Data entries
::::::
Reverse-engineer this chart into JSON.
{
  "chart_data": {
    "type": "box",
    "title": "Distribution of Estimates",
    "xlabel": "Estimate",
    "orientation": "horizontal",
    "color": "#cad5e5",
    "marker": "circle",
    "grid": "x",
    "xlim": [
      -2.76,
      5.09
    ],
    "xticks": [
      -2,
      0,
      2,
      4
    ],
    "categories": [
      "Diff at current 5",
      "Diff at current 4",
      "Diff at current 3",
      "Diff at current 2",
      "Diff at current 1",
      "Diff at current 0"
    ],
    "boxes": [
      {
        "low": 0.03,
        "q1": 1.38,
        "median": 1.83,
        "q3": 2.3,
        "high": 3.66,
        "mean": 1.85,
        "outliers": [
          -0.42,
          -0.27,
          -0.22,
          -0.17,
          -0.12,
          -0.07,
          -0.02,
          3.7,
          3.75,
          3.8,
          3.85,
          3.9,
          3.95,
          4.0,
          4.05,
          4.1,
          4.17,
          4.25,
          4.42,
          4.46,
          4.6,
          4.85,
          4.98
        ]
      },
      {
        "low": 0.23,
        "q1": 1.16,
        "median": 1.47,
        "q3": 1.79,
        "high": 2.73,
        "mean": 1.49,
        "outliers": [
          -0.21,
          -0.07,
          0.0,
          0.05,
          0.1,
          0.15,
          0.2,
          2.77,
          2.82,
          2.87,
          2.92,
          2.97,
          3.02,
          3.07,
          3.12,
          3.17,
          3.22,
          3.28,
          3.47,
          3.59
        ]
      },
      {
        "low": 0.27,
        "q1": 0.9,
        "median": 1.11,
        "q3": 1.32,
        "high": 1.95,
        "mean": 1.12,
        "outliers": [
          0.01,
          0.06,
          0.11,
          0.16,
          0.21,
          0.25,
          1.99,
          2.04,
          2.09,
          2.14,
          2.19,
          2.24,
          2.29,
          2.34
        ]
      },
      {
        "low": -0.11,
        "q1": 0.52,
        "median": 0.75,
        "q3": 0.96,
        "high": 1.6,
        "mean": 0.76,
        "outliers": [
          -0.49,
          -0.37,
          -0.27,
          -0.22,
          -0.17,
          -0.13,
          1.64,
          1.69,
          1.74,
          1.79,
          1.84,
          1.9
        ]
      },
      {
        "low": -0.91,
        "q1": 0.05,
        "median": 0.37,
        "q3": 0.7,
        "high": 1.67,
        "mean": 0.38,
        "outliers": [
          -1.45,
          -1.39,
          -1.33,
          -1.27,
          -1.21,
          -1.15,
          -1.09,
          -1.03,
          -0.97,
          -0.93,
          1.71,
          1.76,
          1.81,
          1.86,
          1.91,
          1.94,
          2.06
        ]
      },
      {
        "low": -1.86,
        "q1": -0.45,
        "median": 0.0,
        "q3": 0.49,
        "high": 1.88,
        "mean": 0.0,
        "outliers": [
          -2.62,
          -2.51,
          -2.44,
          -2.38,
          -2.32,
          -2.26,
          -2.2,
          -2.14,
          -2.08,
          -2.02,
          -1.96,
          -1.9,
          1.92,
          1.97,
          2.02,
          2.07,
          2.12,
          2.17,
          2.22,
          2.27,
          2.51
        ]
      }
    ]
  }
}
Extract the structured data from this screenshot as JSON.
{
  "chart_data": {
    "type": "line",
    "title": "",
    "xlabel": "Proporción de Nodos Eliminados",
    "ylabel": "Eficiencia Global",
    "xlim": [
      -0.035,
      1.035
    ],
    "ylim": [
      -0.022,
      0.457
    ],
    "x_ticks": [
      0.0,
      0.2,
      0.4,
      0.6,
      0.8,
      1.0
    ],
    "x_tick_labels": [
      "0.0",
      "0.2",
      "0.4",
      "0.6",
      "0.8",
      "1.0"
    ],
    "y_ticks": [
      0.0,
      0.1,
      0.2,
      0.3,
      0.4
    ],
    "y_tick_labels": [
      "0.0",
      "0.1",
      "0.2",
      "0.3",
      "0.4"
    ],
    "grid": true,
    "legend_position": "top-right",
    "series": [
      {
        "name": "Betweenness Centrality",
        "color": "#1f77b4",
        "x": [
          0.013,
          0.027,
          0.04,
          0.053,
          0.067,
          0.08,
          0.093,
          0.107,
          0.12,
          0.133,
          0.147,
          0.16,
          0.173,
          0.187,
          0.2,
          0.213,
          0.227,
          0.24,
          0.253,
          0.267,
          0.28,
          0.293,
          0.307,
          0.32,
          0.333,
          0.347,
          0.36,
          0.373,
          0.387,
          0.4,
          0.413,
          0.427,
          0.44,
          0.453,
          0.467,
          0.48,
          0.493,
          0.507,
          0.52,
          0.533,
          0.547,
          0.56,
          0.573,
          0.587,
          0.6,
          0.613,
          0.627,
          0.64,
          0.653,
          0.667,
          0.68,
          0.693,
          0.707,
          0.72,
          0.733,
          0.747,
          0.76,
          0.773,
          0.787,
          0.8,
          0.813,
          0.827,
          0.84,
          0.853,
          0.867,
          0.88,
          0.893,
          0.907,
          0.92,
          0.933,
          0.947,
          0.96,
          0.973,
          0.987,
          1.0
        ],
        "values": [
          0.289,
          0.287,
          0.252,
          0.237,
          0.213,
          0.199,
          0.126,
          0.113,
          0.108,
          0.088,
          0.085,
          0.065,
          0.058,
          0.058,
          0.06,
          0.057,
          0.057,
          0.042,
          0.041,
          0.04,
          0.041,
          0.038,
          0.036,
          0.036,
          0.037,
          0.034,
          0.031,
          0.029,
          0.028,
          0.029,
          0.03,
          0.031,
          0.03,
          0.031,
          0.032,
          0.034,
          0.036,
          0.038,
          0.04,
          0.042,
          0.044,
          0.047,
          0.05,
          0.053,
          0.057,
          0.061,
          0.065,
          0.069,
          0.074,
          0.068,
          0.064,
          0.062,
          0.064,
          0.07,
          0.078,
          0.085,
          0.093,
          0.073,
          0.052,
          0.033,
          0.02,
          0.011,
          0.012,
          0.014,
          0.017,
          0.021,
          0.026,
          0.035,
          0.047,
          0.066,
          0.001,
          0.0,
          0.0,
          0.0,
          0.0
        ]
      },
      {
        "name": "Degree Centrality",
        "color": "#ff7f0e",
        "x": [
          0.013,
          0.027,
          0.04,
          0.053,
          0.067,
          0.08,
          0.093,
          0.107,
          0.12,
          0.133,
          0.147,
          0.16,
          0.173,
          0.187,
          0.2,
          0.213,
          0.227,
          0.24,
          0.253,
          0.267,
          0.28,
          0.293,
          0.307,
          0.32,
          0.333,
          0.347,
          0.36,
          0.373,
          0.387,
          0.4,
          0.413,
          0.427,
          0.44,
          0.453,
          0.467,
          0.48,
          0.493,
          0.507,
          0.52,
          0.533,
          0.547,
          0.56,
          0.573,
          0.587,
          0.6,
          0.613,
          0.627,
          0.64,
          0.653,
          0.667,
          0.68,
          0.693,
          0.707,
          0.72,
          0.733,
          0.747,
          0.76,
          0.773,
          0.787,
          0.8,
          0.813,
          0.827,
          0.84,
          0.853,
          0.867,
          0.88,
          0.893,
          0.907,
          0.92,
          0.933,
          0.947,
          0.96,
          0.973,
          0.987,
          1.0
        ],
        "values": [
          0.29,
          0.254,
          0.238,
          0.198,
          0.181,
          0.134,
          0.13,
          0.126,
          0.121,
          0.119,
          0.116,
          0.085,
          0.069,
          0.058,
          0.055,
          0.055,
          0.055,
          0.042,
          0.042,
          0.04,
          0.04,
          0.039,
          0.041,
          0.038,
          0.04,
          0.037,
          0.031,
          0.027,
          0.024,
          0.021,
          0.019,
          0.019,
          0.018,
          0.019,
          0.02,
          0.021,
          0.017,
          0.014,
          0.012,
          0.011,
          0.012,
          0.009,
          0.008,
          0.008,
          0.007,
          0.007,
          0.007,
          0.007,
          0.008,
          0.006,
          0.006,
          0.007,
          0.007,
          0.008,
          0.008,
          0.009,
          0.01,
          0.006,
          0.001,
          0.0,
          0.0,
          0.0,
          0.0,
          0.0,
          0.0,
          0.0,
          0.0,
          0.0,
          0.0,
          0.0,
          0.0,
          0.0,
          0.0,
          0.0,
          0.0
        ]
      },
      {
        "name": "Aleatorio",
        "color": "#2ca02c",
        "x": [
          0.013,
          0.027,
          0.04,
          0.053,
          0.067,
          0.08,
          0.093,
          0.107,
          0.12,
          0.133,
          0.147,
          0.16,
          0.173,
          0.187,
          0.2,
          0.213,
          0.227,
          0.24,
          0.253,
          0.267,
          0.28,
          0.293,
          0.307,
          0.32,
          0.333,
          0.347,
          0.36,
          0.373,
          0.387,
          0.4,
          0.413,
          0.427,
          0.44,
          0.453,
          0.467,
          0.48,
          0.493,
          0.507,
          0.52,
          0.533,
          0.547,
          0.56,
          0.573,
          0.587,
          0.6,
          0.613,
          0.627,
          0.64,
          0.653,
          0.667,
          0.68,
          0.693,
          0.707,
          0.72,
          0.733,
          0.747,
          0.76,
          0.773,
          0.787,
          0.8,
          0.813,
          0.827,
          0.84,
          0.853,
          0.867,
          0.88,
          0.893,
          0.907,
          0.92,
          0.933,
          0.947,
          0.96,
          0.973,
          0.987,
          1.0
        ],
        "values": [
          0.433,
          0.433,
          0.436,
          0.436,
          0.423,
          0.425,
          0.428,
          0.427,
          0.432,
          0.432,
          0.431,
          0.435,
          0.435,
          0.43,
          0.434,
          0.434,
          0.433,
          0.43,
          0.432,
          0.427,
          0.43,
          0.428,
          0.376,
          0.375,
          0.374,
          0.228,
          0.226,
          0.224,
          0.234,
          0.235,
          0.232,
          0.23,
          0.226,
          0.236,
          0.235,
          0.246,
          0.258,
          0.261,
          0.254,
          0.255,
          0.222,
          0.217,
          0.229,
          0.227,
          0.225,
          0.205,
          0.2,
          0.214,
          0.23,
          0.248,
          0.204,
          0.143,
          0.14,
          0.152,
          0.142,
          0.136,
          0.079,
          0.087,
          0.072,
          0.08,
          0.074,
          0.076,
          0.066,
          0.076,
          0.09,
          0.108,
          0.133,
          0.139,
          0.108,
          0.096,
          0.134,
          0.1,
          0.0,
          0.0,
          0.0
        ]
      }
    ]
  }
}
::::::
**What the task requires:** Take every line that includes the string "JSON" and copy it.

**The answer:**
Reverse-engineer this chart into JSON.
Extract the structured data from this screenshot as JSON.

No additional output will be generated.